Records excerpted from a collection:
┄┄┄┄┄┄
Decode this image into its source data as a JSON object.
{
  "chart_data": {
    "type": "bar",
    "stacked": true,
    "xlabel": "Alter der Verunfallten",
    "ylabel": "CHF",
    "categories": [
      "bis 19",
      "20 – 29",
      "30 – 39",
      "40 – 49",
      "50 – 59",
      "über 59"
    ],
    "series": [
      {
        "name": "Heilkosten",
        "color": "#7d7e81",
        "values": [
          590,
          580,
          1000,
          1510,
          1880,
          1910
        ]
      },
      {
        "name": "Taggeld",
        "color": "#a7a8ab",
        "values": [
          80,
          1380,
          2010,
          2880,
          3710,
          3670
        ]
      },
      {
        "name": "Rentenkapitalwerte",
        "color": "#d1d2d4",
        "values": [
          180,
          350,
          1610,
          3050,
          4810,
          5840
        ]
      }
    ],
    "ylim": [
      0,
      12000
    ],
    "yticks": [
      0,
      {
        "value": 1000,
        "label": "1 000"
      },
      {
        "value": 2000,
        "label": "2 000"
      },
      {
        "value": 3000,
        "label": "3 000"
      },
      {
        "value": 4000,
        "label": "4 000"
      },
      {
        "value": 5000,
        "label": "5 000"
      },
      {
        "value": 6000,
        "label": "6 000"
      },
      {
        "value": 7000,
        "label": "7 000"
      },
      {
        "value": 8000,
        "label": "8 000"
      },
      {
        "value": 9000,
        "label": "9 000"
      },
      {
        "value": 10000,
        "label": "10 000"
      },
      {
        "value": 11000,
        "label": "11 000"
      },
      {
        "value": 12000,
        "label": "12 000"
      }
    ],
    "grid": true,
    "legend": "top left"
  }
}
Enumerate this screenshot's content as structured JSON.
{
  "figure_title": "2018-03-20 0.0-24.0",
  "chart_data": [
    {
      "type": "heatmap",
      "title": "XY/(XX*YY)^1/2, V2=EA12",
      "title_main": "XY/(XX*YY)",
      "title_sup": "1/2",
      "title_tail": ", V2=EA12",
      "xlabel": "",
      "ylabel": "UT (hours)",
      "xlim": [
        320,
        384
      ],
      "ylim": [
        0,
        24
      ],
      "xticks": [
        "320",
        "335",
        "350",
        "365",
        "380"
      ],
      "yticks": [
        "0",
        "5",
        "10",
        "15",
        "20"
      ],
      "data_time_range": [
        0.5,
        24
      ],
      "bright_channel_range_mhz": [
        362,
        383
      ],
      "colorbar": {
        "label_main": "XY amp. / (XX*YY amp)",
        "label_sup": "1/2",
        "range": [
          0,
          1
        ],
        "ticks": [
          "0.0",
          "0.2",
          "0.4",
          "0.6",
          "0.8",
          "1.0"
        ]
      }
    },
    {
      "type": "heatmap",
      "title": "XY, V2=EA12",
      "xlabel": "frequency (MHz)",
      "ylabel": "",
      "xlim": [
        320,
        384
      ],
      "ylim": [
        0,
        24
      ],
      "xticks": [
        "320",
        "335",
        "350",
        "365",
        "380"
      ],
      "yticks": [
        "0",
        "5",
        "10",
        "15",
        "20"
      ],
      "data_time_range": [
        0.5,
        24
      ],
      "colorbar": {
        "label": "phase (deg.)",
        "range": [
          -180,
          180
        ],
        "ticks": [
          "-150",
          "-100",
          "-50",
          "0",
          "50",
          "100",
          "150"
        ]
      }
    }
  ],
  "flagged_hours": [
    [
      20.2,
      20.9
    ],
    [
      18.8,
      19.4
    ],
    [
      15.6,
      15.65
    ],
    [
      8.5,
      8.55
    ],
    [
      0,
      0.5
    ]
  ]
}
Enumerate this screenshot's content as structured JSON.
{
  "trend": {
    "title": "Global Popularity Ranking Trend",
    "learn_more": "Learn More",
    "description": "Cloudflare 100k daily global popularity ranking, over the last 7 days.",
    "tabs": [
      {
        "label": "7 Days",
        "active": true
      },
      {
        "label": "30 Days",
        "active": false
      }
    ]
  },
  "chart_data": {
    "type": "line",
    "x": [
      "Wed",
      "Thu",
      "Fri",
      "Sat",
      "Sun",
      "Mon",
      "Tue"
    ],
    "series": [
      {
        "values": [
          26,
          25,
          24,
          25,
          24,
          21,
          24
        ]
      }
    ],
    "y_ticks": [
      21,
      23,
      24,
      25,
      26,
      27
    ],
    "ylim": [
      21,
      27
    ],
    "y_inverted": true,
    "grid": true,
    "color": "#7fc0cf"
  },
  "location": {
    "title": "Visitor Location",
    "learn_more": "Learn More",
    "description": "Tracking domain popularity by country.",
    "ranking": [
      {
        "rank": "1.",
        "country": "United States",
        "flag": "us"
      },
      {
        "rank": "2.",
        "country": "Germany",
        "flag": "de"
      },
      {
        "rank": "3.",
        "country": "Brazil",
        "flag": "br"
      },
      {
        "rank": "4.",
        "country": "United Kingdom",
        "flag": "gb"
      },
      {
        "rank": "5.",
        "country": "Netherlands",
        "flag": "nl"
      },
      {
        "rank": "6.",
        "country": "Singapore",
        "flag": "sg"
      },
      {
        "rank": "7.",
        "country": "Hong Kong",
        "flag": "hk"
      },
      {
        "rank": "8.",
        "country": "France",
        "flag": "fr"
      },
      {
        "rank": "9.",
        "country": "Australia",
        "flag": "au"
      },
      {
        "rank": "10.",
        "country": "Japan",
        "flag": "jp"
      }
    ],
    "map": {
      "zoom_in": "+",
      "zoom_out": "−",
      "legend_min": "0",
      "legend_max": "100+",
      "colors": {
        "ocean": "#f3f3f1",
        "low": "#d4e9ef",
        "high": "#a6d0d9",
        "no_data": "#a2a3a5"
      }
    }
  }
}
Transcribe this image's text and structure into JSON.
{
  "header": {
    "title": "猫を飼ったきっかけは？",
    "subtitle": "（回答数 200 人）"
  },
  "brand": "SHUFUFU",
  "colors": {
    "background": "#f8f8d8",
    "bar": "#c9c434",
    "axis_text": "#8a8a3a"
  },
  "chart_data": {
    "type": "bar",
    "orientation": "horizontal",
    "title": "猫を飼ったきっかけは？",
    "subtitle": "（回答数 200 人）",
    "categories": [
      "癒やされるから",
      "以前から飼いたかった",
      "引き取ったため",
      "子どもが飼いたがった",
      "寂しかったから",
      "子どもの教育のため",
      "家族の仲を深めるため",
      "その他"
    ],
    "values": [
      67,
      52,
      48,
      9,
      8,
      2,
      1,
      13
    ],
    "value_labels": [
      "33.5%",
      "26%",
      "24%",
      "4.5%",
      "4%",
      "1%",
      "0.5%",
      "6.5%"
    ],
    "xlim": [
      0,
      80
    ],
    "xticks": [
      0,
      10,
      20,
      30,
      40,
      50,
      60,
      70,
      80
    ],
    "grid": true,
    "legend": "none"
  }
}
┄┄┄┄┄┄
Your task is to output all of the data above word for word.

Correct output:
Decode this image into its source data as a JSON object.
{
  "chart_data": {
    "type": "bar",
    "stacked": true,
    "xlabel": "Alter der Verunfallten",
    "ylabel": "CHF",
    "categories": [
      "bis 19",
      "20 – 29",
      "30 – 39",
      "40 – 49",
      "50 – 59",
      "über 59"
    ],
    "series": [
      {
        "name": "Heilkosten",
        "color": "#7d7e81",
        "values": [
          590,
          580,
          1000,
          1510,
          1880,
          1910
        ]
      },
      {
        "name": "Taggeld",
        "color": "#a7a8ab",
        "values": [
          80,
          1380,
          2010,
          2880,
          3710,
          3670
        ]
      },
      {
        "name": "Rentenkapitalwerte",
        "color": "#d1d2d4",
        "values": [
          180,
          350,
          1610,
          3050,
          4810,
          5840
        ]
      }
    ],
    "ylim": [
      0,
      12000
    ],
    "yticks": [
      0,
      {
        "value": 1000,
        "label": "1 000"
      },
      {
        "value": 2000,
        "label": "2 000"
      },
      {
        "value": 3000,
        "label": "3 000"
      },
      {
        "value": 4000,
        "label": "4 000"
      },
      {
        "value": 5000,
        "label": "5 000"
      },
      {
        "value": 6000,
        "label": "6 000"
      },
      {
        "value": 7000,
        "label": "7 000"
      },
      {
        "value": 8000,
        "label": "8 000"
      },
      {
        "value": 9000,
        "label": "9 000"
      },
      {
        "value": 10000,
        "label": "10 000"
      },
      {
        "value": 11000,
        "label": "11 000"
      },
      {
        "value": 12000,
        "label": "12 000"
      }
    ],
    "grid": true,
    "legend": "top left"
  }
}
Enumerate this screenshot's content as structured JSON.
{
  "figure_title": "2018-03-20 0.0-24.0",
  "chart_data": [
    {
      "type": "heatmap",
      "title": "XY/(XX*YY)^1/2, V2=EA12",
      "title_main": "XY/(XX*YY)",
      "title_sup": "1/2",
      "title_tail": ", V2=EA12",
      "xlabel": "",
      "ylabel": "UT (hours)",
      "xlim": [
        320,
        384
      ],
      "ylim": [
        0,
        24
      ],
      "xticks": [
        "320",
        "335",
        "350",
        "365",
        "380"
      ],
      "yticks": [
        "0",
        "5",
        "10",
        "15",
        "20"
      ],
      "data_time_range": [
        0.5,
        24
      ],
      "bright_channel_range_mhz": [
        362,
        383
      ],
      "colorbar": {
        "label_main": "XY amp. / (XX*YY amp)",
        "label_sup": "1/2",
        "range": [
          0,
          1
        ],
        "ticks": [
          "0.0",
          "0.2",
          "0.4",
          "0.6",
          "0.8",
          "1.0"
        ]
      }
    },
    {
      "type": "heatmap",
      "title": "XY, V2=EA12",
      "xlabel": "frequency (MHz)",
      "ylabel": "",
      "xlim": [
        320,
        384
      ],
      "ylim": [
        0,
        24
      ],
      "xticks": [
        "320",
        "335",
        "350",
        "365",
        "380"
      ],
      "yticks": [
        "0",
        "5",
        "10",
        "15",
        "20"
      ],
      "data_time_range": [
        0.5,
        24
      ],
      "colorbar": {
        "label": "phase (deg.)",
        "range": [
          -180,
          180
        ],
        "ticks": [
          "-150",
          "-100",
          "-50",
          "0",
          "50",
          "100",
          "150"
        ]
      }
    }
  ],
  "flagged_hours": [
    [
      20.2,
      20.9
    ],
    [
      18.8,
      19.4
    ],
    [
      15.6,
      15.65
    ],
    [
      8.5,
      8.55
    ],
    [
      0,
      0.5
    ]
  ]
}
Enumerate this screenshot's content as structured JSON.
{
  "trend": {
    "title": "Global Popularity Ranking Trend",
    "learn_more": "Learn More",
    "description": "Cloudflare 100k daily global popularity ranking, over the last 7 days.",
    "tabs": [
      {
        "label": "7 Days",
        "active": true
      },
      {
        "label": "30 Days",
        "active": false
      }
    ]
  },
  "chart_data": {
    "type": "line",
    "x": [
      "Wed",
      "Thu",
      "Fri",
      "Sat",
      "Sun",
      "Mon",
      "Tue"
    ],
    "series": [
      {
        "values": [
          26,
          25,
          24,
          25,
          24,
          21,
          24
        ]
      }
    ],
    "y_ticks": [
      21,
      23,
      24,
      25,
      26,
      27
    ],
    "ylim": [
      21,
      27
    ],
    "y_inverted": true,
    "grid": true,
    "color": "#7fc0cf"
  },
  "location": {
    "title": "Visitor Location",
    "learn_more": "Learn More",
    "description": "Tracking domain popularity by country.",
    "ranking": [
      {
        "rank": "1.",
        "country": "United States",
        "flag": "us"
      },
      {
        "rank": "2.",
        "country": "Germany",
        "flag": "de"
      },
      {
        "rank": "3.",
        "country": "Brazil",
        "flag": "br"
      },
      {
        "rank": "4.",
        "country": "United Kingdom",
        "flag": "gb"
      },
      {
        "rank": "5.",
        "country": "Netherlands",
        "flag": "nl"
      },
      {
        "rank": "6.",
        "country": "Singapore",
        "flag": "sg"
      },
      {
        "rank": "7.",
        "country": "Hong Kong",
        "flag": "hk"
      },
      {
        "rank": "8.",
        "country": "France",
        "flag": "fr"
      },
      {
        "rank": "9.",
        "country": "Australia",
        "flag": "au"
      },
      {
        "rank": "10.",
        "country": "Japan",
        "flag": "jp"
      }
    ],
    "map": {
      "zoom_in": "+",
      "zoom_out": "−",
      "legend_min": "0",
      "legend_max": "100+",
      "colors": {
        "ocean": "#f3f3f1",
        "low": "#d4e9ef",
        "high": "#a6d0d9",
        "no_data": "#a2a3a5"
      }
    }
  }
}
Transcribe this image's text and structure into JSON.
{
  "header": {
    "title": "猫を飼ったきっかけは？",
    "subtitle": "（回答数 200 人）"
  },
  "brand": "SHUFUFU",
  "colors": {
    "background": "#f8f8d8",
    "bar": "#c9c434",
    "axis_text": "#8a8a3a"
  },
  "chart_data": {
    "type": "bar",
    "orientation": "horizontal",
    "title": "猫を飼ったきっかけは？",
    "subtitle": "（回答数 200 人）",
    "categories": [
      "癒やされるから",
      "以前から飼いたかった",
      "引き取ったため",
      "子どもが飼いたがった",
      "寂しかったから",
      "子どもの教育のため",
      "家族の仲を深めるため",
      "その他"
    ],
    "values": [
      67,
      52,
      48,
      9,
      8,
      2,
      1,
      13
    ],
    "value_labels": [
      "33.5%",
      "26%",
      "24%",
      "4.5%",
      "4%",
      "1%",
      "0.5%",
      "6.5%"
    ],
    "xlim": [
      0,
      80
    ],
    "xticks": [
      0,
      10,
      20,
      30,
      40,
      50,
      60,
      70,
      80
    ],
    "grid": true,
    "legend": "none"
  }
}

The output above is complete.